Set task:
Repeat each entry word for word. Leave any images out of the copy.

--------------------------------------------------

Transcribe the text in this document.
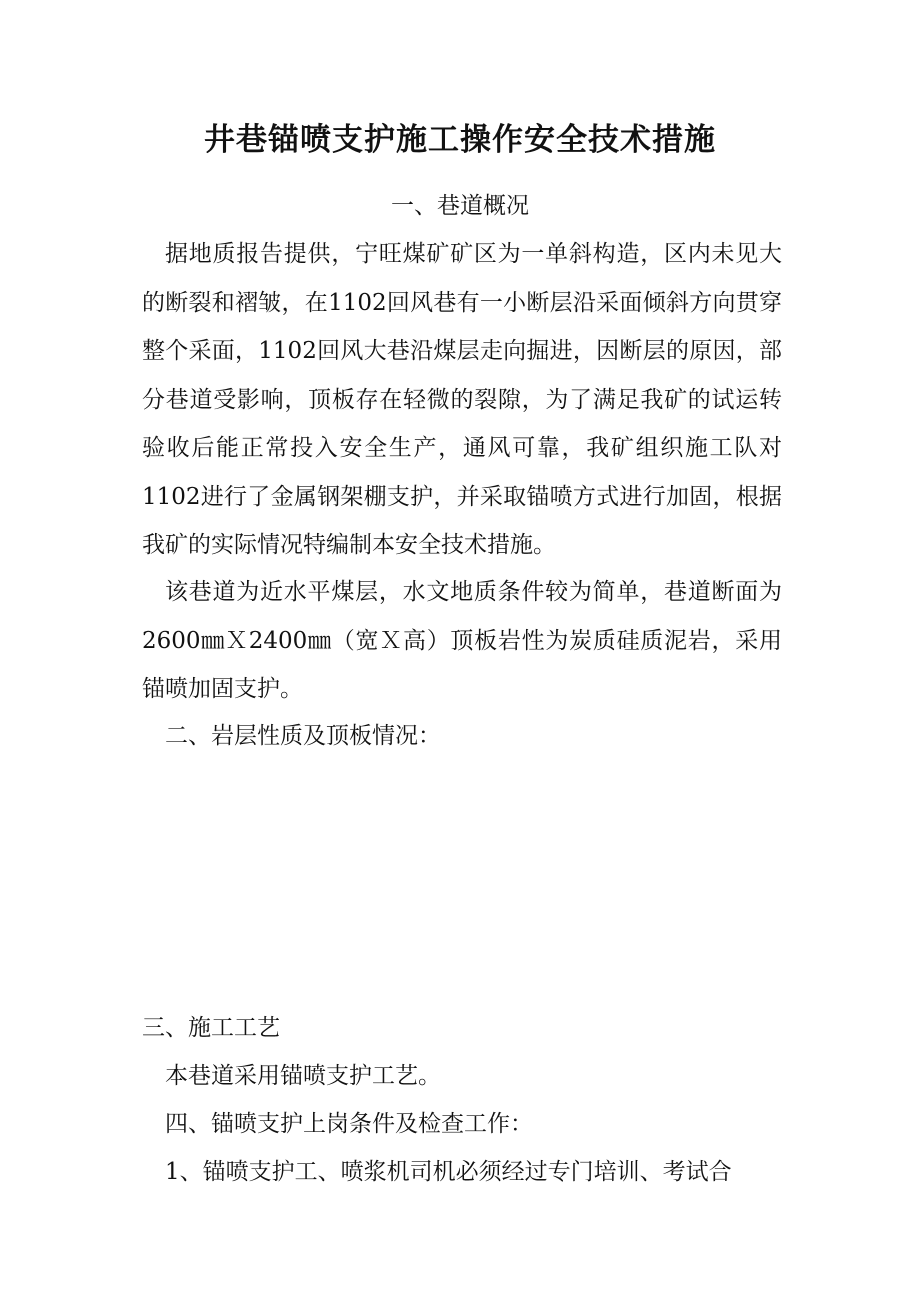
井巷锚喷支护施工操作安全技术措施
一、巷道概况

据地质报告提供，宁旺煤矿矿区为一单斜构造，区内未见大的断裂和褶皱，在1102回风巷有一小断层沿采面倾斜方向贯穿整个采面，1102回风大巷沿煤层走向掘进，因断层的原因，部分巷道受影响，顶板存在轻微的裂隙，为了满足我矿的试运转验收后能正常投入安全生产，通风可靠，我矿组织施工队对1102进行了金属钢架棚支护，并采取锚喷方式进行加固，根据我矿的实际情况特编制本安全技术措施。

该巷道为近水平煤层，水文地质条件较为简单，巷道断面为2600㎜Ｘ2400㎜（宽Ｘ高）顶板岩性为炭质硅质泥岩，采用锚喷加固支护。

二、岩层性质及顶板情况：

三、施工工艺

本巷道采用锚喷支护工艺。

四、锚喷支护上岗条件及检查工作：

1、锚喷支护工、喷浆机司机必须经过专门培训、考试合
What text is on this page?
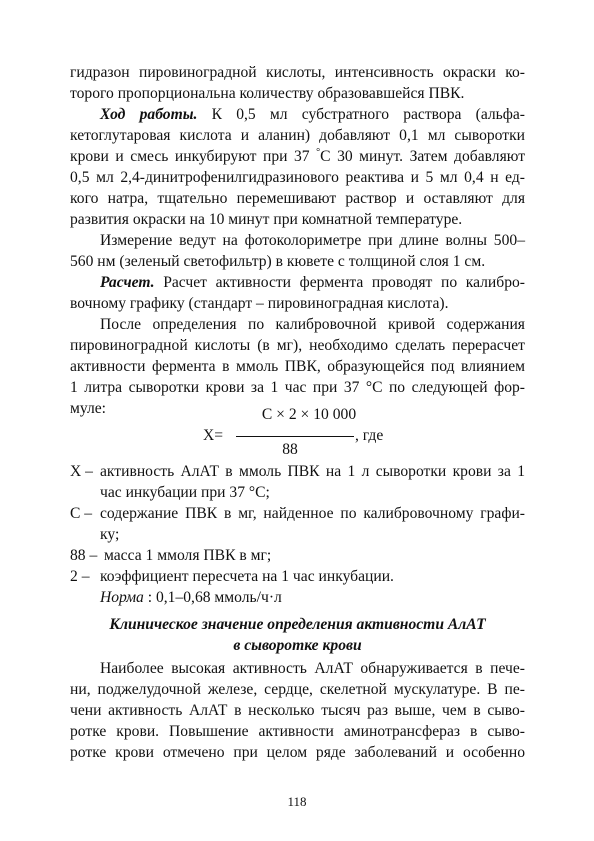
гидразон пировиноградной кислоты, интенсивность окраски ко-
торого пропорциональна количеству образовавшейся ПВК.
Ход работы. К 0,5 мл субстратного раствора (альфа-
кетоглутаровая кислота и аланин) добавляют 0,1 мл сыворотки
крови и смесь инкубируют при 37 °С 30 минут. Затем добавляют
0,5 мл 2,4-динитрофенилгидразинового реактива и 5 мл 0,4 н ед-
кого натра, тщательно перемешивают раствор и оставляют для
развития окраски на 10 минут при комнатной температуре.
Измерение ведут на фотоколориметре при длине волны 500–
560 нм (зеленый светофильтр) в кювете с толщиной слоя 1 см.
Расчет. Расчет активности фермента проводят по калибро-
вочному графику (стандарт – пировиноградная кислота).
После определения по калибровочной кривой содержания
пировиноградной кислоты (в мг), необходимо сделать перерасчет
активности фермента в ммоль ПВК, образующейся под влиянием
1 литра сыворотки крови за 1 час при 37 °С по следующей фор-
муле:	С × 2 × 10 000
Х=	, где
88
Х – активность АлАТ в ммоль ПВК на 1 л сыворотки крови за 1
час инкубации при 37 °С;
С – содержание ПВК в мг, найденное по калибровочному графи-
ку;
88 – масса 1 ммоля ПВК в мг;
2 – коэффициент пересчета на 1 час инкубации.
Норма : 0,1–0,68 ммоль/ч·л
Клиническое значение определения активности АлАТ
в сыворотке крови
Наиболее высокая активность АлАТ обнаруживается в пече-
ни, поджелудочной железе, сердце, скелетной мускулатуре. В пе-
чени активность АлАТ в несколько тысяч раз выше, чем в сыво-
ротке крови. Повышение активности аминотрансфераз в сыво-
ротке крови отмечено при целом ряде заболеваний и особенно
118
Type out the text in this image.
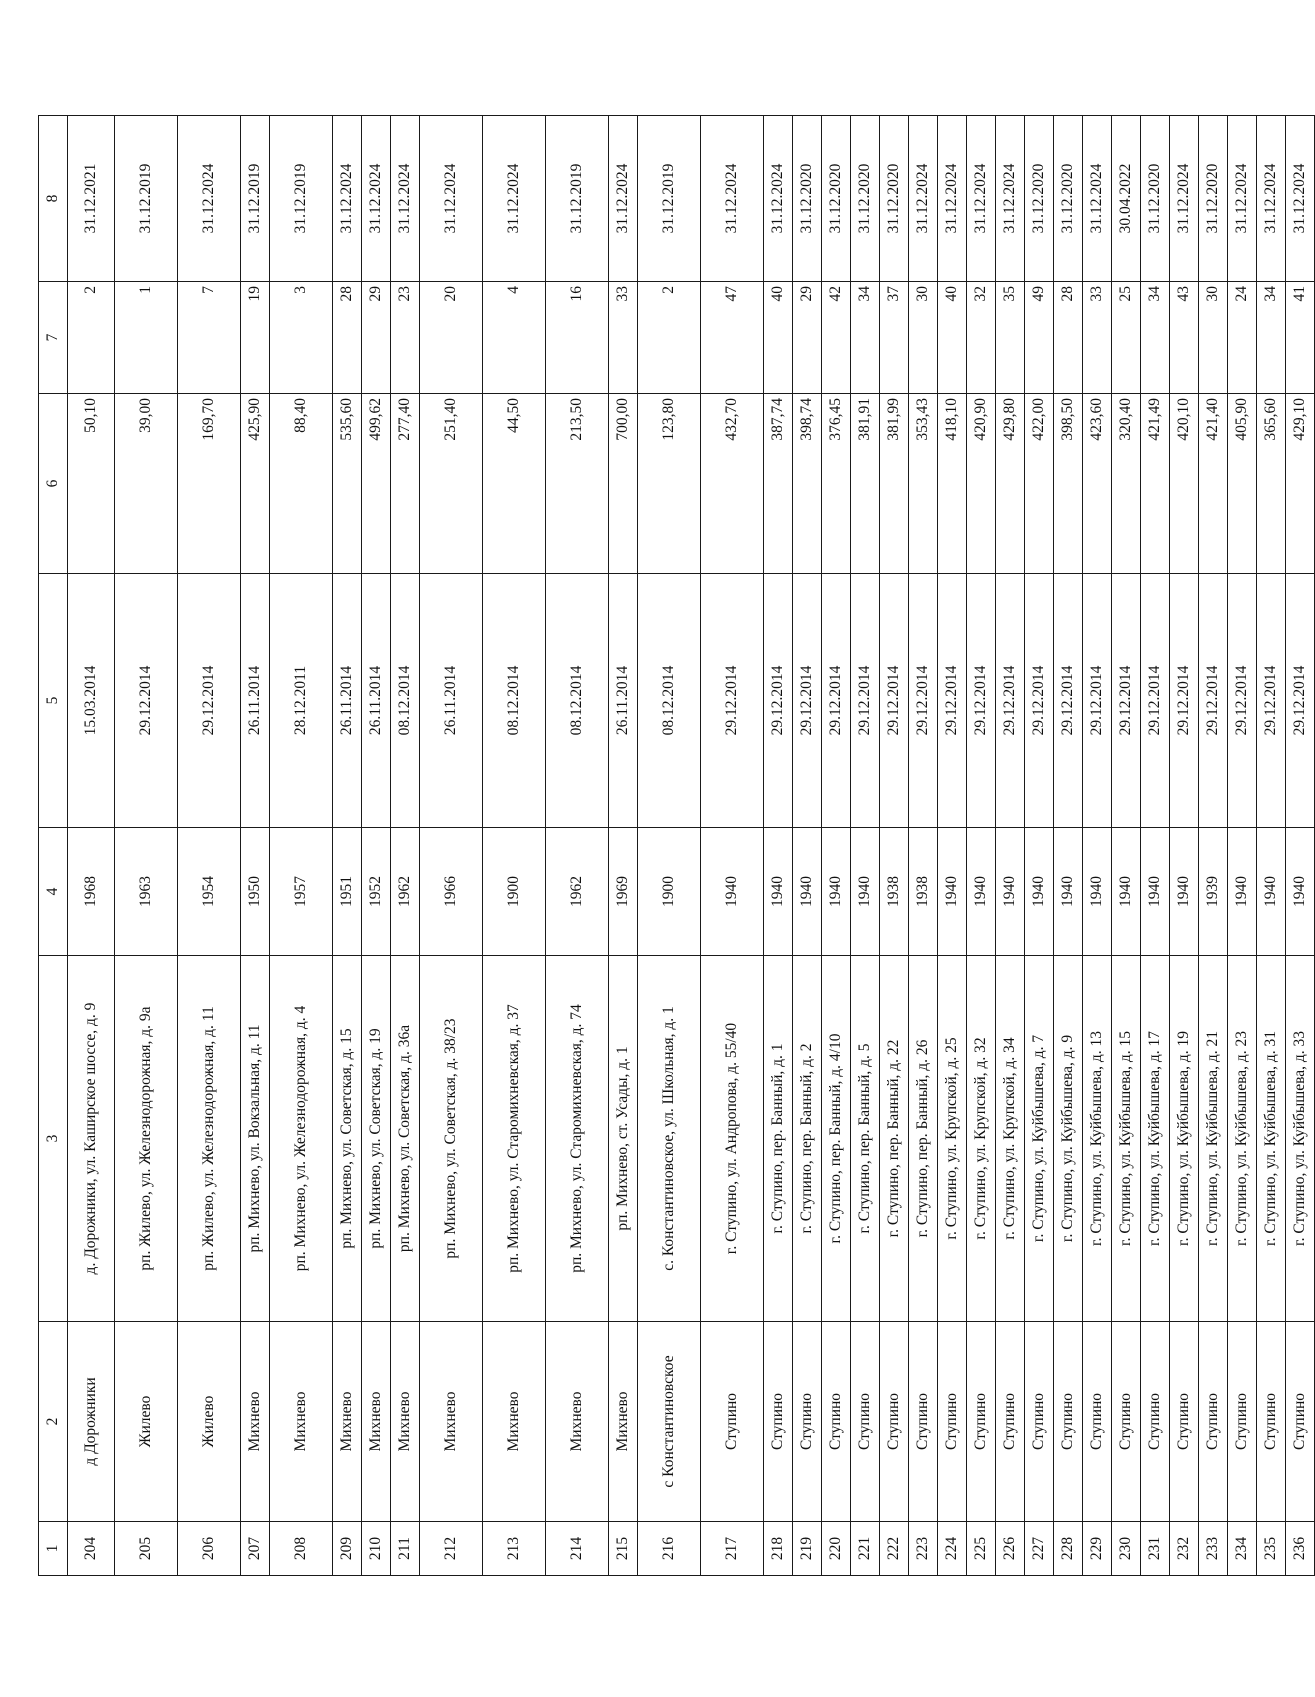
1	2	3	4	5	6	7	8
204	д Дорожники	д. Дорожники, ул. Каширское шоссе, д. 9	1968	15.03.2014	50,10	2	31.12.2021
205	Жилево	рп. Жилево, ул. Железнодорожная, д. 9а	1963	29.12.2014	39,00	1	31.12.2019
206	Жилево	рп. Жилево, ул. Железнодорожная, д. 11	1954	29.12.2014	169,70	7	31.12.2024
207	Михнево	рп. Михнево, ул. Вокзальная, д. 11	1950	26.11.2014	425,90	19	31.12.2019
208	Михнево	рп. Михнево, ул. Железнодорожная, д. 4	1957	28.12.2011	88,40	3	31.12.2019
209	Михнево	рп. Михнево, ул. Советская, д. 15	1951	26.11.2014	535,60	28	31.12.2024
210	Михнево	рп. Михнево, ул. Советская, д. 19	1952	26.11.2014	499,62	29	31.12.2024
211	Михнево	рп. Михнево, ул. Советская, д. 36а	1962	08.12.2014	277,40	23	31.12.2024
212	Михнево	рп. Михнево, ул. Советская, д. 38/23	1966	26.11.2014	251,40	20	31.12.2024
213	Михнево	рп. Михнево, ул. Старомихневская, д. 37	1900	08.12.2014	44,50	4	31.12.2024
214	Михнево	рп. Михнево, ул. Старомихневская, д. 74	1962	08.12.2014	213,50	16	31.12.2019
215	Михнево	рп. Михнево, ст. Усады, д. 1	1969	26.11.2014	700,00	33	31.12.2024
216	с Константиновское	с. Константиновское, ул. Школьная, д. 1	1900	08.12.2014	123,80	2	31.12.2019
217	Ступино	г. Ступино, ул. Андропова, д. 55/40	1940	29.12.2014	432,70	47	31.12.2024
218	Ступино	г. Ступино, пер. Банный, д. 1	1940	29.12.2014	387,74	40	31.12.2024
219	Ступино	г. Ступино, пер. Банный, д. 2	1940	29.12.2014	398,74	29	31.12.2020
220	Ступино	г. Ступино, пер. Банный, д. 4/10	1940	29.12.2014	376,45	42	31.12.2020
221	Ступино	г. Ступино, пер. Банный, д. 5	1940	29.12.2014	381,91	34	31.12.2020
222	Ступино	г. Ступино, пер. Банный, д. 22	1938	29.12.2014	381,99	37	31.12.2020
223	Ступино	г. Ступино, пер. Банный, д. 26	1938	29.12.2014	353,43	30	31.12.2024
224	Ступино	г. Ступино, ул. Крупской, д. 25	1940	29.12.2014	418,10	40	31.12.2024
225	Ступино	г. Ступино, ул. Крупской, д. 32	1940	29.12.2014	420,90	32	31.12.2024
226	Ступино	г. Ступино, ул. Крупской, д. 34	1940	29.12.2014	429,80	35	31.12.2024
227	Ступино	г. Ступино, ул. Куйбышева, д. 7	1940	29.12.2014	422,00	49	31.12.2020
228	Ступино	г. Ступино, ул. Куйбышева, д. 9	1940	29.12.2014	398,50	28	31.12.2020
229	Ступино	г. Ступино, ул. Куйбышева, д. 13	1940	29.12.2014	423,60	33	31.12.2024
230	Ступино	г. Ступино, ул. Куйбышева, д. 15	1940	29.12.2014	320,40	25	30.04.2022
231	Ступино	г. Ступино, ул. Куйбышева, д. 17	1940	29.12.2014	421,49	34	31.12.2020
232	Ступино	г. Ступино, ул. Куйбышева, д. 19	1940	29.12.2014	420,10	43	31.12.2024
233	Ступино	г. Ступино, ул. Куйбышева, д. 21	1939	29.12.2014	421,40	30	31.12.2020
234	Ступино	г. Ступино, ул. Куйбышева, д. 23	1940	29.12.2014	405,90	24	31.12.2024
235	Ступино	г. Ступино, ул. Куйбышева, д. 31	1940	29.12.2014	365,60	34	31.12.2024
236	Ступино	г. Ступино, ул. Куйбышева, д. 33	1940	29.12.2014	429,10	41	31.12.2024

--------------------------------------------------

Answer to this task:
Transcribe the text in this document.
井巷锚喷支护施工操作安全技术措施
一、巷道概况

据地质报告提供，宁旺煤矿矿区为一单斜构造，区内未见大的断裂和褶皱，在1102回风巷有一小断层沿采面倾斜方向贯穿整个采面，1102回风大巷沿煤层走向掘进，因断层的原因，部分巷道受影响，顶板存在轻微的裂隙，为了满足我矿的试运转验收后能正常投入安全生产，通风可靠，我矿组织施工队对1102进行了金属钢架棚支护，并采取锚喷方式进行加固，根据我矿的实际情况特编制本安全技术措施。

该巷道为近水平煤层，水文地质条件较为简单，巷道断面为2600㎜Ｘ2400㎜（宽Ｘ高）顶板岩性为炭质硅质泥岩，采用锚喷加固支护。

二、岩层性质及顶板情况：

三、施工工艺

本巷道采用锚喷支护工艺。

四、锚喷支护上岗条件及检查工作：

1、锚喷支护工、喷浆机司机必须经过专门培训、考试合
What text is on this page?
гидразон пировиноградной кислоты, интенсивность окраски ко-
торого пропорциональна количеству образовавшейся ПВК.
Ход работы. К 0,5 мл субстратного раствора (альфа-
кетоглутаровая кислота и аланин) добавляют 0,1 мл сыворотки
крови и смесь инкубируют при 37 °С 30 минут. Затем добавляют
0,5 мл 2,4-динитрофенилгидразинового реактива и 5 мл 0,4 н ед-
кого натра, тщательно перемешивают раствор и оставляют для
развития окраски на 10 минут при комнатной температуре.
Измерение ведут на фотоколориметре при длине волны 500–
560 нм (зеленый светофильтр) в кювете с толщиной слоя 1 см.
Расчет. Расчет активности фермента проводят по калибро-
вочному графику (стандарт – пировиноградная кислота).
После определения по калибровочной кривой содержания
пировиноградной кислоты (в мг), необходимо сделать перерасчет
активности фермента в ммоль ПВК, образующейся под влиянием
1 литра сыворотки крови за 1 час при 37 °С по следующей фор-
муле:	С × 2 × 10 000
Х=	, где
88
Х – активность АлАТ в ммоль ПВК на 1 л сыворотки крови за 1
час инкубации при 37 °С;
С – содержание ПВК в мг, найденное по калибровочному графи-
ку;
88 – масса 1 ммоля ПВК в мг;
2 – коэффициент пересчета на 1 час инкубации.
Норма : 0,1–0,68 ммоль/ч·л
Клиническое значение определения активности АлАТ
в сыворотке крови
Наиболее высокая активность АлАТ обнаруживается в пече-
ни, поджелудочной железе, сердце, скелетной мускулатуре. В пе-
чени активность АлАТ в несколько тысяч раз выше, чем в сыво-
ротке крови. Повышение активности аминотрансфераз в сыво-
ротке крови отмечено при целом ряде заболеваний и особенно
118
Type out the text in this image.
1	2	3	4	5	6	7	8
204	д Дорожники	д. Дорожники, ул. Каширское шоссе, д. 9	1968	15.03.2014	50,10	2	31.12.2021
205	Жилево	рп. Жилево, ул. Железнодорожная, д. 9а	1963	29.12.2014	39,00	1	31.12.2019
206	Жилево	рп. Жилево, ул. Железнодорожная, д. 11	1954	29.12.2014	169,70	7	31.12.2024
207	Михнево	рп. Михнево, ул. Вокзальная, д. 11	1950	26.11.2014	425,90	19	31.12.2019
208	Михнево	рп. Михнево, ул. Железнодорожная, д. 4	1957	28.12.2011	88,40	3	31.12.2019
209	Михнево	рп. Михнево, ул. Советская, д. 15	1951	26.11.2014	535,60	28	31.12.2024
210	Михнево	рп. Михнево, ул. Советская, д. 19	1952	26.11.2014	499,62	29	31.12.2024
211	Михнево	рп. Михнево, ул. Советская, д. 36а	1962	08.12.2014	277,40	23	31.12.2024
212	Михнево	рп. Михнево, ул. Советская, д. 38/23	1966	26.11.2014	251,40	20	31.12.2024
213	Михнево	рп. Михнево, ул. Старомихневская, д. 37	1900	08.12.2014	44,50	4	31.12.2024
214	Михнево	рп. Михнево, ул. Старомихневская, д. 74	1962	08.12.2014	213,50	16	31.12.2019
215	Михнево	рп. Михнево, ст. Усады, д. 1	1969	26.11.2014	700,00	33	31.12.2024
216	с Константиновское	с. Константиновское, ул. Школьная, д. 1	1900	08.12.2014	123,80	2	31.12.2019
217	Ступино	г. Ступино, ул. Андропова, д. 55/40	1940	29.12.2014	432,70	47	31.12.2024
218	Ступино	г. Ступино, пер. Банный, д. 1	1940	29.12.2014	387,74	40	31.12.2024
219	Ступино	г. Ступино, пер. Банный, д. 2	1940	29.12.2014	398,74	29	31.12.2020
220	Ступино	г. Ступино, пер. Банный, д. 4/10	1940	29.12.2014	376,45	42	31.12.2020
221	Ступино	г. Ступино, пер. Банный, д. 5	1940	29.12.2014	381,91	34	31.12.2020
222	Ступино	г. Ступино, пер. Банный, д. 22	1938	29.12.2014	381,99	37	31.12.2020
223	Ступино	г. Ступино, пер. Банный, д. 26	1938	29.12.2014	353,43	30	31.12.2024
224	Ступино	г. Ступино, ул. Крупской, д. 25	1940	29.12.2014	418,10	40	31.12.2024
225	Ступино	г. Ступино, ул. Крупской, д. 32	1940	29.12.2014	420,90	32	31.12.2024
226	Ступино	г. Ступино, ул. Крупской, д. 34	1940	29.12.2014	429,80	35	31.12.2024
227	Ступино	г. Ступино, ул. Куйбышева, д. 7	1940	29.12.2014	422,00	49	31.12.2020
228	Ступино	г. Ступино, ул. Куйбышева, д. 9	1940	29.12.2014	398,50	28	31.12.2020
229	Ступино	г. Ступино, ул. Куйбышева, д. 13	1940	29.12.2014	423,60	33	31.12.2024
230	Ступино	г. Ступино, ул. Куйбышева, д. 15	1940	29.12.2014	320,40	25	30.04.2022
231	Ступино	г. Ступино, ул. Куйбышева, д. 17	1940	29.12.2014	421,49	34	31.12.2020
232	Ступино	г. Ступино, ул. Куйбышева, д. 19	1940	29.12.2014	420,10	43	31.12.2024
233	Ступино	г. Ступино, ул. Куйбышева, д. 21	1939	29.12.2014	421,40	30	31.12.2020
234	Ступино	г. Ступино, ул. Куйбышева, д. 23	1940	29.12.2014	405,90	24	31.12.2024
235	Ступино	г. Ступино, ул. Куйбышева, д. 31	1940	29.12.2014	365,60	34	31.12.2024
236	Ступино	г. Ступино, ул. Куйбышева, д. 33	1940	29.12.2014	429,10	41	31.12.2024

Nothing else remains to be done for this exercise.